*YOUR GOAL*: Copy the records below exactly, leaving out every picture.

(Stored data)
______________________________
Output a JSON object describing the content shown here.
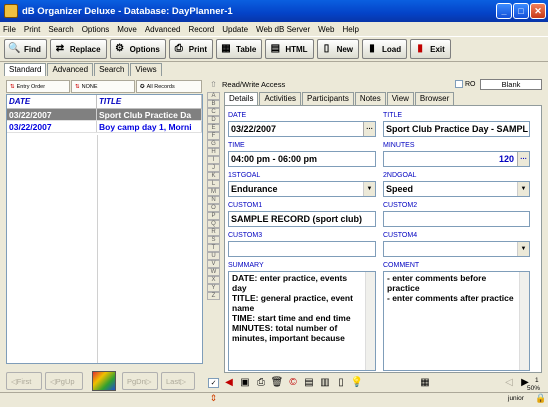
{
  "window": {
    "title": "dB Organizer Deluxe - Database: DayPlanner-1"
  },
  "menu": [
    "File",
    "Print",
    "Search",
    "Options",
    "Move",
    "Advanced",
    "Record",
    "Update",
    "Web dB Server",
    "Web",
    "Help"
  ],
  "toolbar": {
    "find": "Find",
    "replace": "Replace",
    "options": "Options",
    "print": "Print",
    "table": "Table",
    "html": "HTML",
    "new": "New",
    "load": "Load",
    "exit": "Exit"
  },
  "left_tabs": [
    "Standard",
    "Advanced",
    "Search",
    "Views"
  ],
  "sort_buttons": [
    "Entry Order",
    "NONE",
    "All Records"
  ],
  "list": {
    "headers": [
      "DATE",
      "TITLE"
    ],
    "rows": [
      {
        "date": "03/22/2007",
        "title": "Sport Club Practice Da"
      },
      {
        "date": "03/22/2007",
        "title": "Boy camp day 1, Morni"
      }
    ]
  },
  "nav": {
    "first": "First",
    "pgup": "PgUp",
    "pgdn": "PgDn",
    "last": "Last"
  },
  "alpha": [
    "A",
    "B",
    "C",
    "D",
    "E",
    "F",
    "G",
    "H",
    "I",
    "J",
    "K",
    "L",
    "M",
    "N",
    "O",
    "P",
    "Q",
    "R",
    "S",
    "T",
    "U",
    "V",
    "W",
    "X",
    "Y",
    "Z"
  ],
  "right": {
    "rw": "Read/Write Access",
    "ro": "RO",
    "blank": "Blank",
    "tabs": [
      "Details",
      "Activities",
      "Participants",
      "Notes",
      "View",
      "Browser"
    ]
  },
  "form": {
    "date_label": "DATE",
    "date": "03/22/2007",
    "title_label": "TITLE",
    "title": "Sport Club Practice Day - SAMPL",
    "time_label": "TIME",
    "time": "04:00 pm - 06:00 pm",
    "minutes_label": "MINUTES",
    "minutes": "120",
    "goal1_label": "1STGOAL",
    "goal1": "Endurance",
    "goal2_label": "2NDGOAL",
    "goal2": "Speed",
    "custom1_label": "CUSTOM1",
    "custom1": "SAMPLE RECORD (sport club)",
    "custom2_label": "CUSTOM2",
    "custom2": "",
    "custom3_label": "CUSTOM3",
    "custom3": "",
    "custom4_label": "CUSTOM4",
    "custom4": "",
    "summary_label": "SUMMARY",
    "summary": "DATE: enter practice, events day\nTITLE: general practice, event name\nTIME: start time and end time\nMINUTES: total number of minutes, important because",
    "comment_label": "COMMENT",
    "comment": "- enter comments before practice\n- enter comments after practice"
  },
  "status": {
    "count": "1",
    "zoom": "50%",
    "user": "junior"
  }
}
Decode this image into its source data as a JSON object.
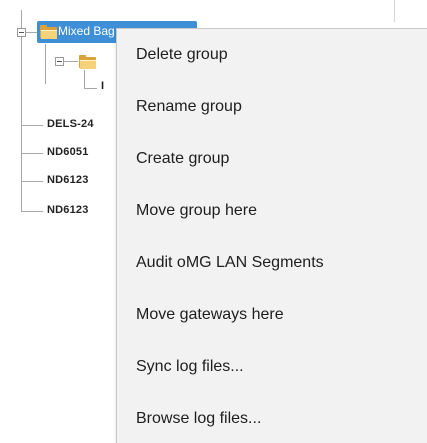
{
  "tree": {
    "selected_group": {
      "label": "Mixed Bag"
    },
    "devices": [
      {
        "label": "DELS-24"
      },
      {
        "label": "ND6051"
      },
      {
        "label": "ND6123"
      },
      {
        "label": "ND6123"
      }
    ],
    "partial_child_label": "I"
  },
  "context_menu": {
    "items": [
      {
        "label": "Delete group"
      },
      {
        "label": "Rename group"
      },
      {
        "label": "Create group"
      },
      {
        "label": "Move group here"
      },
      {
        "label": "Audit oMG LAN Segments"
      },
      {
        "label": "Move gateways here"
      },
      {
        "label": "Sync log files..."
      },
      {
        "label": "Browse log files..."
      }
    ]
  },
  "colors": {
    "selection_blue": "#3f8fd6",
    "menu_background": "#f2f2f2",
    "folder_gold": "#d9a33a"
  }
}
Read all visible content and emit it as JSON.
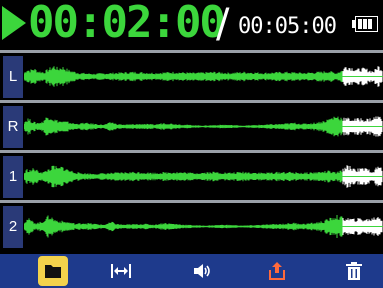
{
  "status": {
    "elapsed": "00:02:00",
    "separator": "/",
    "total": "00:05:00",
    "battery_icon": "battery-icon",
    "play_icon": "play-icon"
  },
  "colors": {
    "accent": "#3cd63c",
    "waveform": "#3cd63c",
    "label_bg": "#2a3a78",
    "toolbar_bg": "#1e3a8c",
    "selected": "#f3d24c"
  },
  "tracks": [
    {
      "label": "L"
    },
    {
      "label": "R"
    },
    {
      "label": "1"
    },
    {
      "label": "2"
    }
  ],
  "toolbar": {
    "items": [
      {
        "icon": "folder-icon",
        "selected": true
      },
      {
        "icon": "trim-icon",
        "selected": false
      },
      {
        "icon": "volume-icon",
        "selected": false
      },
      {
        "icon": "export-icon",
        "selected": false
      },
      {
        "icon": "trash-icon",
        "selected": false
      }
    ]
  }
}
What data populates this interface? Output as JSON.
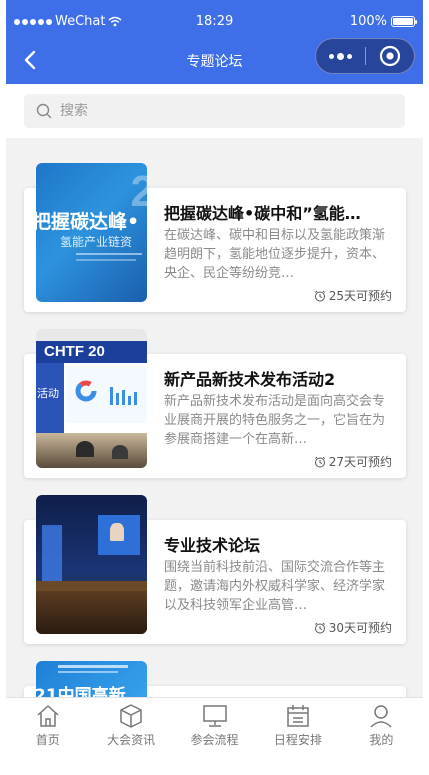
{
  "status_bar": {
    "carrier": "WeChat",
    "time": "18:29",
    "battery": "100%"
  },
  "nav": {
    "title": "专题论坛"
  },
  "search": {
    "placeholder": "搜索"
  },
  "cards": [
    {
      "title": "把握碳达峰•碳中和”氢能…",
      "desc": "在碳达峰、碳中和目标以及氢能政策渐趋明朗下，氢能地位逐步提升，资本、央企、民企等纷纷竞…",
      "days": "25天可预约",
      "thumb": {
        "line1": "把握碳达峰•",
        "line2": "氢能产业链资",
        "corner": "2"
      }
    },
    {
      "title": "新产品新技术发布活动2",
      "desc": "新产品新技术发布活动是面向高交会专业展商开展的特色服务之一，它旨在为参展商搭建一个在高新…",
      "days": "27天可预约",
      "thumb": {
        "banner": "CHTF 20",
        "side": "活动"
      }
    },
    {
      "title": "专业技术论坛",
      "desc": "围绕当前科技前沿、国际交流合作等主题，邀请海内外权威科学家、经济学家以及科技领军企业高管…",
      "days": "30天可预约",
      "thumb": {}
    },
    {
      "title": "",
      "desc": "",
      "days": "",
      "thumb": {
        "line1": "21中国高新"
      }
    }
  ],
  "tabs": [
    {
      "label": "首页",
      "icon": "home-icon"
    },
    {
      "label": "大会资讯",
      "icon": "cube-icon"
    },
    {
      "label": "参会流程",
      "icon": "monitor-icon"
    },
    {
      "label": "日程安排",
      "icon": "calendar-icon"
    },
    {
      "label": "我的",
      "icon": "user-icon"
    }
  ],
  "colors": {
    "header": "#3f6fe8",
    "tab_inactive": "#777777"
  }
}
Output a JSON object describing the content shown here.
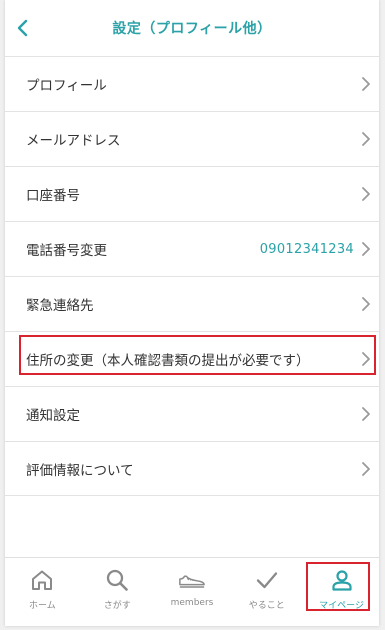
{
  "header": {
    "title": "設定（プロフィール他）",
    "back_icon": "chevron-left-icon"
  },
  "colors": {
    "accent": "#2aa2a8",
    "highlight": "#d9232e",
    "text": "#333333",
    "muted": "#8a8a8a"
  },
  "settings": {
    "items": [
      {
        "label": "プロフィール",
        "value": ""
      },
      {
        "label": "メールアドレス",
        "value": ""
      },
      {
        "label": "口座番号",
        "value": ""
      },
      {
        "label": "電話番号変更",
        "value": "09012341234"
      },
      {
        "label": "緊急連絡先",
        "value": ""
      },
      {
        "label": "住所の変更（本人確認書類の提出が必要です）",
        "value": ""
      },
      {
        "label": "通知設定",
        "value": ""
      },
      {
        "label": "評価情報について",
        "value": ""
      }
    ]
  },
  "tabbar": {
    "tabs": [
      {
        "label": "ホーム",
        "icon": "home-icon"
      },
      {
        "label": "さがす",
        "icon": "search-icon"
      },
      {
        "label": "members",
        "icon": "shoe-icon"
      },
      {
        "label": "やること",
        "icon": "checkmark-icon"
      },
      {
        "label": "マイページ",
        "icon": "user-icon",
        "active": true
      }
    ]
  }
}
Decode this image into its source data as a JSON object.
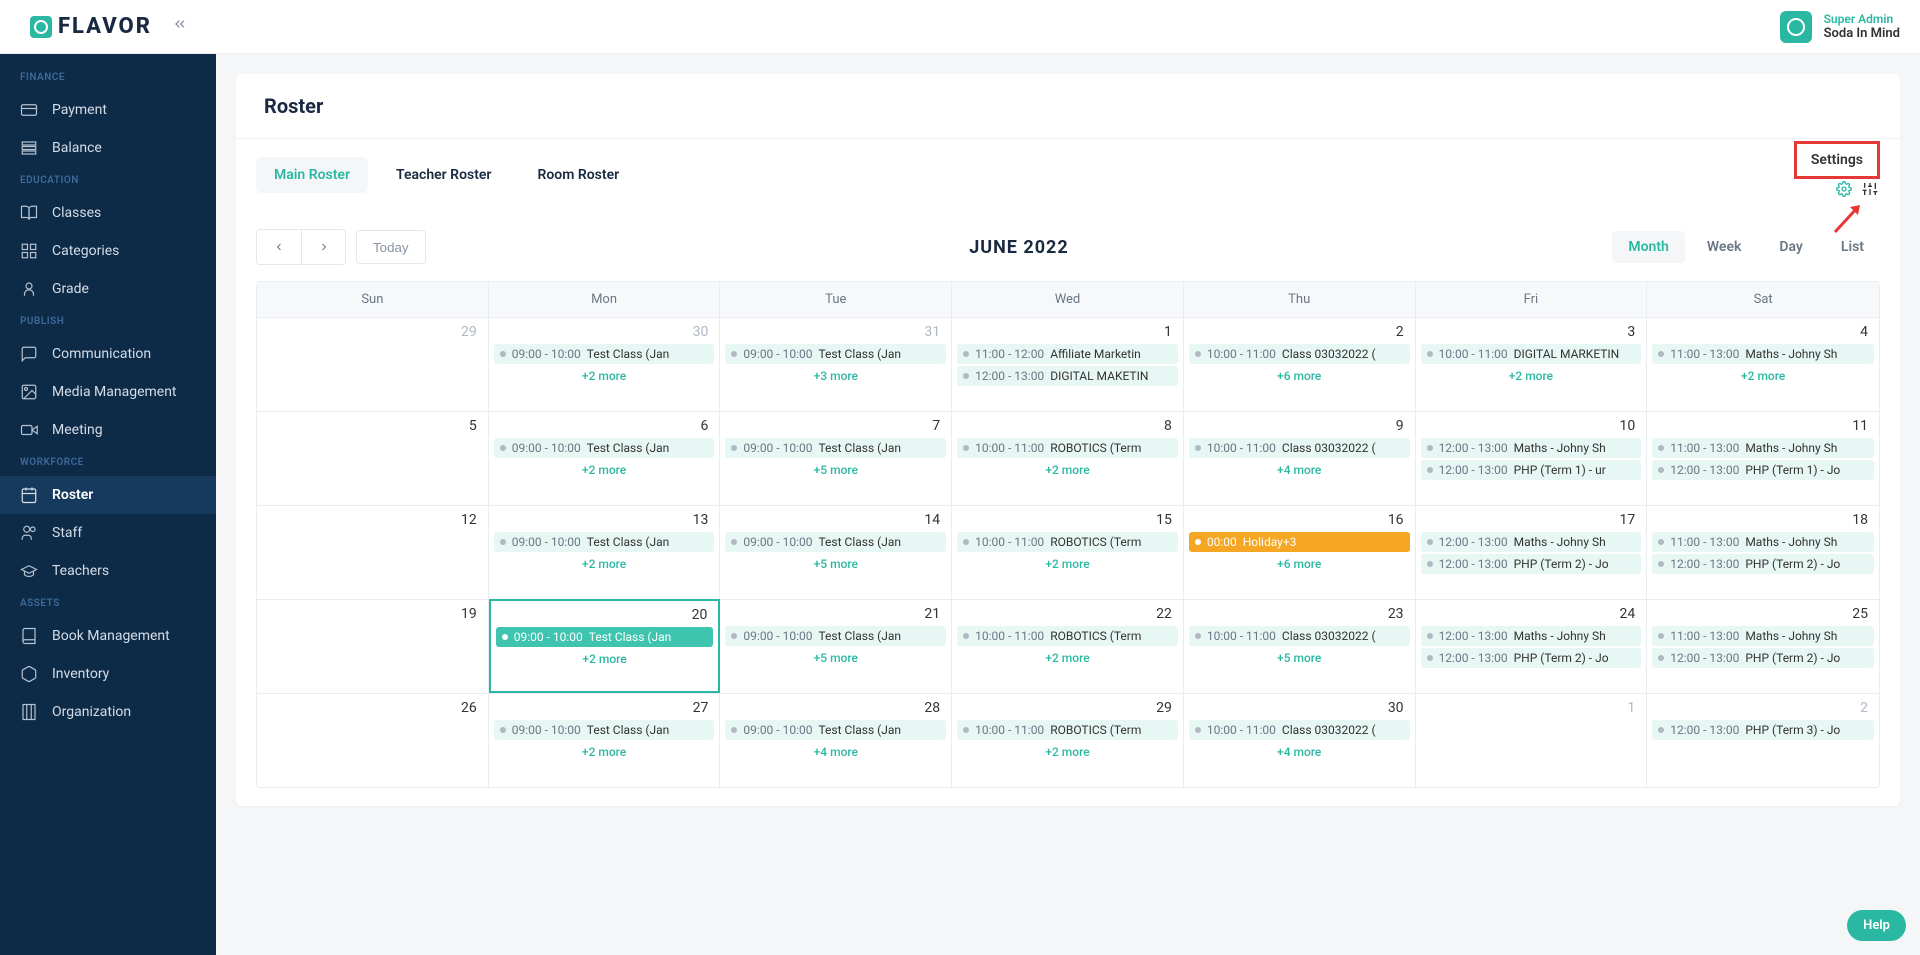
______________________________
*FINAL RESULT*:
Output a JSON object describing the content shown here.
{
  "window": {
    "title": "dB Organizer Deluxe - Database: DayPlanner-1"
  },
  "menu": [
    "File",
    "Print",
    "Search",
    "Options",
    "Move",
    "Advanced",
    "Record",
    "Update",
    "Web dB Server",
    "Web",
    "Help"
  ],
  "toolbar": {
    "find": "Find",
    "replace": "Replace",
    "options": "Options",
    "print": "Print",
    "table": "Table",
    "html": "HTML",
    "new": "New",
    "load": "Load",
    "exit": "Exit"
  },
  "left_tabs": [
    "Standard",
    "Advanced",
    "Search",
    "Views"
  ],
  "sort_buttons": [
    "Entry Order",
    "NONE",
    "All Records"
  ],
  "list": {
    "headers": [
      "DATE",
      "TITLE"
    ],
    "rows": [
      {
        "date": "03/22/2007",
        "title": "Sport Club Practice Da"
      },
      {
        "date": "03/22/2007",
        "title": "Boy camp day 1, Morni"
      }
    ]
  },
  "nav": {
    "first": "First",
    "pgup": "PgUp",
    "pgdn": "PgDn",
    "last": "Last"
  },
  "alpha": [
    "A",
    "B",
    "C",
    "D",
    "E",
    "F",
    "G",
    "H",
    "I",
    "J",
    "K",
    "L",
    "M",
    "N",
    "O",
    "P",
    "Q",
    "R",
    "S",
    "T",
    "U",
    "V",
    "W",
    "X",
    "Y",
    "Z"
  ],
  "right": {
    "rw": "Read/Write Access",
    "ro": "RO",
    "blank": "Blank",
    "tabs": [
      "Details",
      "Activities",
      "Participants",
      "Notes",
      "View",
      "Browser"
    ]
  },
  "form": {
    "date_label": "DATE",
    "date": "03/22/2007",
    "title_label": "TITLE",
    "title": "Sport Club Practice Day - SAMPL",
    "time_label": "TIME",
    "time": "04:00 pm - 06:00 pm",
    "minutes_label": "MINUTES",
    "minutes": "120",
    "goal1_label": "1STGOAL",
    "goal1": "Endurance",
    "goal2_label": "2NDGOAL",
    "goal2": "Speed",
    "custom1_label": "CUSTOM1",
    "custom1": "SAMPLE RECORD (sport club)",
    "custom2_label": "CUSTOM2",
    "custom2": "",
    "custom3_label": "CUSTOM3",
    "custom3": "",
    "custom4_label": "CUSTOM4",
    "custom4": "",
    "summary_label": "SUMMARY",
    "summary": "DATE: enter practice, events day\nTITLE: general practice, event name\nTIME: start time and end time\nMINUTES: total number of minutes, important because",
    "comment_label": "COMMENT",
    "comment": "- enter comments before practice\n- enter comments after practice"
  },
  "status": {
    "count": "1",
    "zoom": "50%",
    "user": "junior"
  }
}
Decode this image into its source data as a JSON object.
{
  "tree": {
    "selected_group": {
      "label": "Mixed Bag"
    },
    "devices": [
      {
        "label": "DELS-24"
      },
      {
        "label": "ND6051"
      },
      {
        "label": "ND6123"
      },
      {
        "label": "ND6123"
      }
    ],
    "partial_child_label": "I"
  },
  "context_menu": {
    "items": [
      {
        "label": "Delete group"
      },
      {
        "label": "Rename group"
      },
      {
        "label": "Create group"
      },
      {
        "label": "Move group here"
      },
      {
        "label": "Audit oMG LAN Segments"
      },
      {
        "label": "Move gateways here"
      },
      {
        "label": "Sync log files..."
      },
      {
        "label": "Browse log files..."
      }
    ]
  },
  "colors": {
    "selection_blue": "#3f8fd6",
    "menu_background": "#f2f2f2",
    "folder_gold": "#d9a33a"
  }
}
Read all visible content and emit it as JSON.
{
  "status": {
    "elapsed": "00:02:00",
    "separator": "/",
    "total": "00:05:00",
    "battery_icon": "battery-icon",
    "play_icon": "play-icon"
  },
  "colors": {
    "accent": "#3cd63c",
    "waveform": "#3cd63c",
    "label_bg": "#2a3a78",
    "toolbar_bg": "#1e3a8c",
    "selected": "#f3d24c"
  },
  "tracks": [
    {
      "label": "L"
    },
    {
      "label": "R"
    },
    {
      "label": "1"
    },
    {
      "label": "2"
    }
  ],
  "toolbar": {
    "items": [
      {
        "icon": "folder-icon",
        "selected": true
      },
      {
        "icon": "trim-icon",
        "selected": false
      },
      {
        "icon": "volume-icon",
        "selected": false
      },
      {
        "icon": "export-icon",
        "selected": false
      },
      {
        "icon": "trash-icon",
        "selected": false
      }
    ]
  }
}
What data populates this interface? Output as JSON.
{
  "status_bar": {
    "carrier": "WeChat",
    "time": "18:29",
    "battery": "100%"
  },
  "nav": {
    "title": "专题论坛"
  },
  "search": {
    "placeholder": "搜索"
  },
  "cards": [
    {
      "title": "把握碳达峰•碳中和”氢能…",
      "desc": "在碳达峰、碳中和目标以及氢能政策渐趋明朗下，氢能地位逐步提升，资本、央企、民企等纷纷竞…",
      "days": "25天可预约",
      "thumb": {
        "line1": "把握碳达峰•",
        "line2": "氢能产业链资",
        "corner": "2"
      }
    },
    {
      "title": "新产品新技术发布活动2",
      "desc": "新产品新技术发布活动是面向高交会专业展商开展的特色服务之一，它旨在为参展商搭建一个在高新…",
      "days": "27天可预约",
      "thumb": {
        "banner": "CHTF 20",
        "side": "活动"
      }
    },
    {
      "title": "专业技术论坛",
      "desc": "围绕当前科技前沿、国际交流合作等主题，邀请海内外权威科学家、经济学家以及科技领军企业高管…",
      "days": "30天可预约",
      "thumb": {}
    },
    {
      "title": "",
      "desc": "",
      "days": "",
      "thumb": {
        "line1": "21中国高新"
      }
    }
  ],
  "tabs": [
    {
      "label": "首页",
      "icon": "home-icon"
    },
    {
      "label": "大会资讯",
      "icon": "cube-icon"
    },
    {
      "label": "参会流程",
      "icon": "monitor-icon"
    },
    {
      "label": "日程安排",
      "icon": "calendar-icon"
    },
    {
      "label": "我的",
      "icon": "user-icon"
    }
  ],
  "colors": {
    "header": "#3f6fe8",
    "tab_inactive": "#777777"
  }
}
Output a JSON object describing the content shown here.
{
  "header": {
    "title": "設定（プロフィール他）",
    "back_icon": "chevron-left-icon"
  },
  "colors": {
    "accent": "#2aa2a8",
    "highlight": "#d9232e",
    "text": "#333333",
    "muted": "#8a8a8a"
  },
  "settings": {
    "items": [
      {
        "label": "プロフィール",
        "value": ""
      },
      {
        "label": "メールアドレス",
        "value": ""
      },
      {
        "label": "口座番号",
        "value": ""
      },
      {
        "label": "電話番号変更",
        "value": "09012341234"
      },
      {
        "label": "緊急連絡先",
        "value": ""
      },
      {
        "label": "住所の変更（本人確認書類の提出が必要です）",
        "value": ""
      },
      {
        "label": "通知設定",
        "value": ""
      },
      {
        "label": "評価情報について",
        "value": ""
      }
    ]
  },
  "tabbar": {
    "tabs": [
      {
        "label": "ホーム",
        "icon": "home-icon"
      },
      {
        "label": "さがす",
        "icon": "search-icon"
      },
      {
        "label": "members",
        "icon": "shoe-icon"
      },
      {
        "label": "やること",
        "icon": "checkmark-icon"
      },
      {
        "label": "マイページ",
        "icon": "user-icon",
        "active": true
      }
    ]
  }
}
Decode this image into its source data as a JSON object.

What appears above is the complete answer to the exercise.